Required work:
Collect every line in the records below that contains the word "Elizabeth".

Stored data:
_ _ _ _ _

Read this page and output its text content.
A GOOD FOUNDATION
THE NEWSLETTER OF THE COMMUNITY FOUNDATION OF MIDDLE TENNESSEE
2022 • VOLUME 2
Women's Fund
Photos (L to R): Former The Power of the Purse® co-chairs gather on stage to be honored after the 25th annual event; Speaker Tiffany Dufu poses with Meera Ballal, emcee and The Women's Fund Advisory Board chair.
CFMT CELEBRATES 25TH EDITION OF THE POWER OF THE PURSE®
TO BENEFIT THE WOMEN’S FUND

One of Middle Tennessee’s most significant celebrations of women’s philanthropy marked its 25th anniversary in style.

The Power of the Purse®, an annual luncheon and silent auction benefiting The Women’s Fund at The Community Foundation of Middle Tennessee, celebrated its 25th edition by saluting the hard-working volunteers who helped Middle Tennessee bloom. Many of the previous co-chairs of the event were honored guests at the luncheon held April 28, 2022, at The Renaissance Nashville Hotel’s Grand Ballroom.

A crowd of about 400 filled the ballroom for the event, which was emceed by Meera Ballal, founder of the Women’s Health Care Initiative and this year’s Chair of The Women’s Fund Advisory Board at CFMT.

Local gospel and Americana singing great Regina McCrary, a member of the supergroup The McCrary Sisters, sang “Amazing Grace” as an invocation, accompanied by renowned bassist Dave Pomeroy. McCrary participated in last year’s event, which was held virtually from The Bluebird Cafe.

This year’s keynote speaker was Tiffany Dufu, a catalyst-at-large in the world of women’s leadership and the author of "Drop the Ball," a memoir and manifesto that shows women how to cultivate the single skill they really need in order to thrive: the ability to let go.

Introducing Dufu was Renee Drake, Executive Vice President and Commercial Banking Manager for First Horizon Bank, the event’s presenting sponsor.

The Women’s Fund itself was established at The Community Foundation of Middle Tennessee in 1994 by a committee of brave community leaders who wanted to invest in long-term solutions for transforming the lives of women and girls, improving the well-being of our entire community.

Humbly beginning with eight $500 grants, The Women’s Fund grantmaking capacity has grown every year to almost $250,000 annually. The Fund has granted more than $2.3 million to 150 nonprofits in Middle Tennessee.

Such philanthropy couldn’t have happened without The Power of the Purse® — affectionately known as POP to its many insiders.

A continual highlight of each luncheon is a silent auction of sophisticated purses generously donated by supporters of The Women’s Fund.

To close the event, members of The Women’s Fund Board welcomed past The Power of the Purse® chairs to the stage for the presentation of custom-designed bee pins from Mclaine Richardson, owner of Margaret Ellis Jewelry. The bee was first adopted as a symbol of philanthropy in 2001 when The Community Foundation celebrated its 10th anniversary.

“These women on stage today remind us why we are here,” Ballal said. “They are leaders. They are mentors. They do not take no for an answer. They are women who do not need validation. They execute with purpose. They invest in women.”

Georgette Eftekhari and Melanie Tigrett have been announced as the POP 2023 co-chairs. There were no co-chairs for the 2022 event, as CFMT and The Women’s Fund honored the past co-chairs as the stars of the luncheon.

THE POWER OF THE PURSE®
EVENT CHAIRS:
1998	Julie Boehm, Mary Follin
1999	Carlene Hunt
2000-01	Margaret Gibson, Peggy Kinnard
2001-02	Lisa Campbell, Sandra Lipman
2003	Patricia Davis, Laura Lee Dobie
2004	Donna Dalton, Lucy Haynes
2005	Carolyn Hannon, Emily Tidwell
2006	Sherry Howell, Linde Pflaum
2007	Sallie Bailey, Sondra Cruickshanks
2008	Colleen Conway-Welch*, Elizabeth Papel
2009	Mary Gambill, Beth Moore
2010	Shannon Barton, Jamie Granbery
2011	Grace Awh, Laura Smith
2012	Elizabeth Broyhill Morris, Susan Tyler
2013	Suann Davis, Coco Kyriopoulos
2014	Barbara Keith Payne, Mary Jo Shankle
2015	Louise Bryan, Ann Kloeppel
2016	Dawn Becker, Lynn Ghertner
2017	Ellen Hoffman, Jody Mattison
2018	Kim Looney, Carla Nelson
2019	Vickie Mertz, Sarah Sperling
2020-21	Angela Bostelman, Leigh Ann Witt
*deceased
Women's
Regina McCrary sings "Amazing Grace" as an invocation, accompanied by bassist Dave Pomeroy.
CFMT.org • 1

_ _ _ _ _

Exercise response:
2008	Colleen Conway-Welch*, Elizabeth Papel
2012	Elizabeth Broyhill Morris, Susan Tyler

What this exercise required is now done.